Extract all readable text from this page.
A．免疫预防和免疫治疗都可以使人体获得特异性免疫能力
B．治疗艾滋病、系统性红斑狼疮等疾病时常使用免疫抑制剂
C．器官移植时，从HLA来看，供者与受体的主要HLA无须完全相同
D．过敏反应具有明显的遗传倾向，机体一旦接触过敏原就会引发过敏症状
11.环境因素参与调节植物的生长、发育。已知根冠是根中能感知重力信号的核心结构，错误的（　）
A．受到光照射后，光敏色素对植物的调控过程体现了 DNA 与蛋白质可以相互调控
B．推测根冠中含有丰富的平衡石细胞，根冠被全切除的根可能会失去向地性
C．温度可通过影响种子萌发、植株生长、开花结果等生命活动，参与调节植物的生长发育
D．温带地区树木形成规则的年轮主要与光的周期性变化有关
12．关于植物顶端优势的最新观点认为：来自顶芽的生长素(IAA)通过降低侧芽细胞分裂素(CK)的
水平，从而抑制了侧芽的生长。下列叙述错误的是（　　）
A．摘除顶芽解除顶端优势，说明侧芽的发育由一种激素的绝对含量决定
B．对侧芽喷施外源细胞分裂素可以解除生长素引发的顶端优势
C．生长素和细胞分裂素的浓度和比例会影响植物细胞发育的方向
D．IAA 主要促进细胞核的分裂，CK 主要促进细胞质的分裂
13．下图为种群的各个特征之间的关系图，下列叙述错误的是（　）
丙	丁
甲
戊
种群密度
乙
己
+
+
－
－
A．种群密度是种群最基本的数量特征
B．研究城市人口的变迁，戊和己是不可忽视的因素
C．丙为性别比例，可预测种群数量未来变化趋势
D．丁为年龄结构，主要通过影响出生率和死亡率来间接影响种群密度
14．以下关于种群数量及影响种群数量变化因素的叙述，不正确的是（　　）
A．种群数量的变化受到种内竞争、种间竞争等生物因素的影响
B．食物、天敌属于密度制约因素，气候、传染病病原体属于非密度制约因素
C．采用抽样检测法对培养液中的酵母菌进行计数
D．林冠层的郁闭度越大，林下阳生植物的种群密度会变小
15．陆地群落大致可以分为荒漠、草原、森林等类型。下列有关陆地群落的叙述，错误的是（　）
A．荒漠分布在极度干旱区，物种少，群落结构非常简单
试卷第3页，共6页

========

*Task*: In the records above, how many lines hold the string "下列叙述错误的是"? Reply with only the number.

*Answer below*: 2